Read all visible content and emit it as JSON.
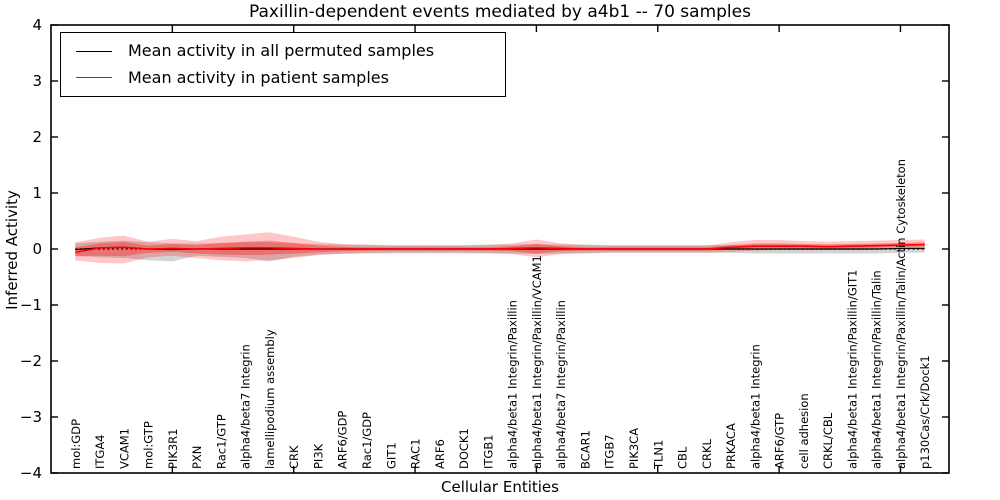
{
  "figure": {
    "title": "Paxillin-dependent events mediated by a4b1 -- 70 samples",
    "xlabel": "Cellular Entities",
    "ylabel": "Inferred Activity",
    "background": "#ffffff",
    "axes_color": "#000000"
  },
  "legend": {
    "items": [
      {
        "label": "Mean activity in all permuted samples",
        "color": "#000000"
      },
      {
        "label": "Mean activity in patient samples",
        "color": "#ff0000"
      }
    ]
  },
  "chart_data": {
    "type": "line",
    "title": "Paxillin-dependent events mediated by a4b1 -- 70 samples",
    "xlabel": "Cellular Entities",
    "ylabel": "Inferred Activity",
    "ylim": [
      -4,
      4
    ],
    "yticks": [
      4,
      3,
      2,
      1,
      0,
      -1,
      -2,
      -3,
      -4
    ],
    "ytick_labels": [
      "4",
      "3",
      "2",
      "1",
      "0",
      "−1",
      "−2",
      "−3",
      "−4"
    ],
    "grid": false,
    "legend_position": "upper left",
    "zero_line": {
      "y": 0,
      "style": "dotted",
      "color": "#000000"
    },
    "xtick_positions": [
      4,
      9,
      14,
      19,
      24,
      29,
      34
    ],
    "categories": [
      "mol:GDP",
      "ITGA4",
      "VCAM1",
      "mol:GTP",
      "PIK3R1",
      "PXN",
      "Rac1/GTP",
      "alpha4/beta7 Integrin",
      "lamellipodium assembly",
      "CRK",
      "PI3K",
      "ARF6/GDP",
      "Rac1/GDP",
      "GIT1",
      "RAC1",
      "ARF6",
      "DOCK1",
      "ITGB1",
      "alpha4/beta1 Integrin/Paxillin",
      "alpha4/beta1 Integrin/Paxillin/VCAM1",
      "alpha4/beta7 Integrin/Paxillin",
      "BCAR1",
      "ITGB7",
      "PIK3CA",
      "TLN1",
      "CBL",
      "CRKL",
      "PRKACA",
      "alpha4/beta1 Integrin",
      "ARF6/GTP",
      "cell adhesion",
      "CRKL/CBL",
      "alpha4/beta1 Integrin/Paxillin/GIT1",
      "alpha4/beta1 Integrin/Paxillin/Talin",
      "alpha4/beta1 Integrin/Paxillin/Talin/Actin Cytoskeleton",
      "p130Cas/Crk/Dock1"
    ],
    "series": [
      {
        "name": "Mean activity in all permuted samples",
        "color": "#000000",
        "values": [
          -0.01,
          0.02,
          0.03,
          0.0,
          -0.01,
          0.0,
          0.0,
          0.0,
          0.0,
          0.0,
          0.0,
          0.0,
          0.0,
          0.0,
          0.0,
          0.0,
          0.0,
          0.0,
          0.0,
          0.0,
          0.0,
          0.0,
          0.0,
          0.0,
          0.0,
          0.0,
          0.0,
          0.0,
          0.0,
          0.0,
          0.0,
          0.0,
          0.0,
          0.0,
          0.01,
          0.01
        ]
      },
      {
        "name": "Mean activity in patient samples",
        "color": "#ff0000",
        "values": [
          -0.06,
          0.02,
          0.03,
          0.0,
          0.01,
          0.0,
          0.01,
          0.02,
          0.02,
          0.01,
          0.0,
          0.0,
          0.0,
          0.0,
          0.0,
          0.0,
          0.0,
          0.0,
          0.01,
          0.02,
          0.01,
          0.0,
          0.0,
          0.0,
          0.0,
          0.0,
          0.0,
          0.03,
          0.05,
          0.05,
          0.05,
          0.04,
          0.05,
          0.06,
          0.07,
          0.08
        ]
      }
    ],
    "bands": [
      {
        "name": "permuted-spread",
        "color": "rgba(128,128,128,0.35)",
        "upper": [
          0.1,
          0.13,
          0.15,
          0.12,
          0.1,
          0.1,
          0.1,
          0.12,
          0.12,
          0.1,
          0.09,
          0.08,
          0.08,
          0.07,
          0.07,
          0.07,
          0.07,
          0.08,
          0.08,
          0.09,
          0.08,
          0.08,
          0.07,
          0.07,
          0.07,
          0.07,
          0.07,
          0.07,
          0.08,
          0.08,
          0.08,
          0.08,
          0.08,
          0.08,
          0.08,
          0.08
        ],
        "lower": [
          -0.12,
          -0.15,
          -0.16,
          -0.2,
          -0.22,
          -0.12,
          -0.14,
          -0.16,
          -0.22,
          -0.14,
          -0.1,
          -0.09,
          -0.08,
          -0.08,
          -0.08,
          -0.08,
          -0.08,
          -0.08,
          -0.08,
          -0.09,
          -0.08,
          -0.08,
          -0.07,
          -0.07,
          -0.07,
          -0.07,
          -0.07,
          -0.07,
          -0.08,
          -0.08,
          -0.08,
          -0.08,
          -0.08,
          -0.08,
          -0.07,
          -0.06
        ]
      },
      {
        "name": "patient-spread-outer",
        "color": "rgba(255,0,0,0.22)",
        "upper": [
          0.12,
          0.2,
          0.24,
          0.13,
          0.18,
          0.14,
          0.22,
          0.26,
          0.3,
          0.22,
          0.13,
          0.09,
          0.07,
          0.06,
          0.06,
          0.06,
          0.06,
          0.07,
          0.1,
          0.17,
          0.1,
          0.07,
          0.06,
          0.06,
          0.06,
          0.06,
          0.06,
          0.12,
          0.16,
          0.16,
          0.14,
          0.13,
          0.14,
          0.15,
          0.16,
          0.17
        ],
        "lower": [
          -0.2,
          -0.25,
          -0.26,
          -0.15,
          -0.12,
          -0.16,
          -0.2,
          -0.22,
          -0.2,
          -0.16,
          -0.11,
          -0.08,
          -0.07,
          -0.06,
          -0.06,
          -0.06,
          -0.06,
          -0.07,
          -0.09,
          -0.15,
          -0.09,
          -0.07,
          -0.06,
          -0.06,
          -0.06,
          -0.06,
          -0.06,
          -0.05,
          -0.03,
          -0.02,
          -0.02,
          -0.02,
          -0.02,
          -0.01,
          0.0,
          0.01
        ]
      },
      {
        "name": "patient-spread-inner",
        "color": "rgba(255,0,0,0.30)",
        "upper": [
          0.03,
          0.1,
          0.13,
          0.06,
          0.09,
          0.07,
          0.11,
          0.13,
          0.15,
          0.11,
          0.06,
          0.04,
          0.03,
          0.03,
          0.03,
          0.03,
          0.03,
          0.03,
          0.05,
          0.09,
          0.05,
          0.03,
          0.03,
          0.03,
          0.03,
          0.03,
          0.03,
          0.07,
          0.1,
          0.1,
          0.09,
          0.08,
          0.09,
          0.1,
          0.11,
          0.12
        ],
        "lower": [
          -0.13,
          -0.12,
          -0.13,
          -0.07,
          -0.05,
          -0.08,
          -0.1,
          -0.11,
          -0.1,
          -0.08,
          -0.06,
          -0.04,
          -0.03,
          -0.03,
          -0.03,
          -0.03,
          -0.03,
          -0.03,
          -0.04,
          -0.08,
          -0.04,
          -0.03,
          -0.03,
          -0.03,
          -0.03,
          -0.03,
          -0.03,
          -0.01,
          0.02,
          0.02,
          0.02,
          0.01,
          0.02,
          0.03,
          0.04,
          0.05
        ]
      }
    ]
  }
}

------------------------------------------------------------

### [Given request]
Using the entries above, state how many lines include the word "patient", with no other words.

### [Complete answer]
4